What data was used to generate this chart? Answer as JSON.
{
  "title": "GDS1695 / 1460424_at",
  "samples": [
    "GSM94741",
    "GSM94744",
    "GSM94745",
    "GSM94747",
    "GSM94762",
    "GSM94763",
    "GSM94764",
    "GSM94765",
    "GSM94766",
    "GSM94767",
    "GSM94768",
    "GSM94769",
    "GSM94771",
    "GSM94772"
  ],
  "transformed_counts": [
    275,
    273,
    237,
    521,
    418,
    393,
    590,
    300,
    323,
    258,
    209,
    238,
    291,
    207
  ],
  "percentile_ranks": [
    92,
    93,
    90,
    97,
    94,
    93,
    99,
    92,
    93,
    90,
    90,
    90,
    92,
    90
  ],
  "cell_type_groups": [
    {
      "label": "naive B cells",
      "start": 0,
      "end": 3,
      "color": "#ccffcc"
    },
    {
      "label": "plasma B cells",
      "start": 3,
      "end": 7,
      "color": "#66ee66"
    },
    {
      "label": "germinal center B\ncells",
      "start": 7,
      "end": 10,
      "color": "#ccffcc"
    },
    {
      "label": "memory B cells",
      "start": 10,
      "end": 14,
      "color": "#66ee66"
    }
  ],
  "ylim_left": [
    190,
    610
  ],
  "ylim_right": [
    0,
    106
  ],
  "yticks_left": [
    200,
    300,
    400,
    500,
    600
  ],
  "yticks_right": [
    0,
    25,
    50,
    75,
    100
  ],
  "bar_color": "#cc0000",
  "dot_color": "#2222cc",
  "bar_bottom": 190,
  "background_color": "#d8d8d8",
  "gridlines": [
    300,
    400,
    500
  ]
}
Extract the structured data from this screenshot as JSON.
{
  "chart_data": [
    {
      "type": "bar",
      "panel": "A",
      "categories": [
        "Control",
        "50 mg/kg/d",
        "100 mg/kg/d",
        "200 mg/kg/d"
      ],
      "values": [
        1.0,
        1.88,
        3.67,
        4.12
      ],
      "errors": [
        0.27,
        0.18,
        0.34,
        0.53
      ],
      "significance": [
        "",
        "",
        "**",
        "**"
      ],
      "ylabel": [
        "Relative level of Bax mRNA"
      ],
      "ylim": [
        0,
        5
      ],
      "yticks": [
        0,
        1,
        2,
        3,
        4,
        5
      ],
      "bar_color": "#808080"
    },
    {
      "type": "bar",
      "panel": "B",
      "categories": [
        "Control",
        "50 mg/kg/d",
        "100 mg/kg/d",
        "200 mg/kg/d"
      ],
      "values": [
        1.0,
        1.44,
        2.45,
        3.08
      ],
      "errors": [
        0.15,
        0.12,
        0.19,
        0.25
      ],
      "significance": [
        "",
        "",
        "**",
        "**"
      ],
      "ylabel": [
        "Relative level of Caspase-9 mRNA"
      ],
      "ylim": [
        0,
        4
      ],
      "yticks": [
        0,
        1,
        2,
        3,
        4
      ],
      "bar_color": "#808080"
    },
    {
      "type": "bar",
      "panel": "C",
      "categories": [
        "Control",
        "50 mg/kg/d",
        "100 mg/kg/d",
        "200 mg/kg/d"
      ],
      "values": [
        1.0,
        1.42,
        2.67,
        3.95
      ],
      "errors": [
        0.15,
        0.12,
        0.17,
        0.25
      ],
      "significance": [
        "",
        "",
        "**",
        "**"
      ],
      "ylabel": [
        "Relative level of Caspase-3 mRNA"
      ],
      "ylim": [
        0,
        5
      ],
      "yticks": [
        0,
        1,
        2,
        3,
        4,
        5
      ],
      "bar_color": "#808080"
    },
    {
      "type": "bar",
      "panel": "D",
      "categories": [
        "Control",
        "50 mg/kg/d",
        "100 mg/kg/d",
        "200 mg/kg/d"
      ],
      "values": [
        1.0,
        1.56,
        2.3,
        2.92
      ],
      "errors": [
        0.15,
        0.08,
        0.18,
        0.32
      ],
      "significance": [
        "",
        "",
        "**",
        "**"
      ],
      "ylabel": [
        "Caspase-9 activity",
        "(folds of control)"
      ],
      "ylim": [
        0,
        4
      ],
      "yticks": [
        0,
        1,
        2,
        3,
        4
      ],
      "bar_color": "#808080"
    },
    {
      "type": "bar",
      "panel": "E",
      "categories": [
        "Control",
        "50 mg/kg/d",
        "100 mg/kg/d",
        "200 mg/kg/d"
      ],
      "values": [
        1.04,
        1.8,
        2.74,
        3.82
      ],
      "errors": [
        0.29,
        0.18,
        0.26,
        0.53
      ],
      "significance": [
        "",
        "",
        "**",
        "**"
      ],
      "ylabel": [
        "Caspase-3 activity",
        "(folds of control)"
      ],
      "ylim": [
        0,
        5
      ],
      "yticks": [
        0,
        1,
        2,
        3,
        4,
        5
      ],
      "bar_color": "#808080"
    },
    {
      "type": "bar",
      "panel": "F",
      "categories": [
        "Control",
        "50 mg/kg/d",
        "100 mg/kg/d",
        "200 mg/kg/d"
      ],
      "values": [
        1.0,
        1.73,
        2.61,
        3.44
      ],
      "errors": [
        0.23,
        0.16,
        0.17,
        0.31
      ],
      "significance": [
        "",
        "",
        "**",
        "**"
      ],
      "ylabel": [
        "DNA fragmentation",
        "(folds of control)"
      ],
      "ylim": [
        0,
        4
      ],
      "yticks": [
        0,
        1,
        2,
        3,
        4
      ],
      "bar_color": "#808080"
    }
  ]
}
══════════
» **Work instruction**
The word "level" appears in some lines of the data. Copy every one of those lines.

» **Exercise result**
        "Relative level of Bax mRNA"
        "Relative level of Caspase-9 mRNA"
        "Relative level of Caspase-3 mRNA"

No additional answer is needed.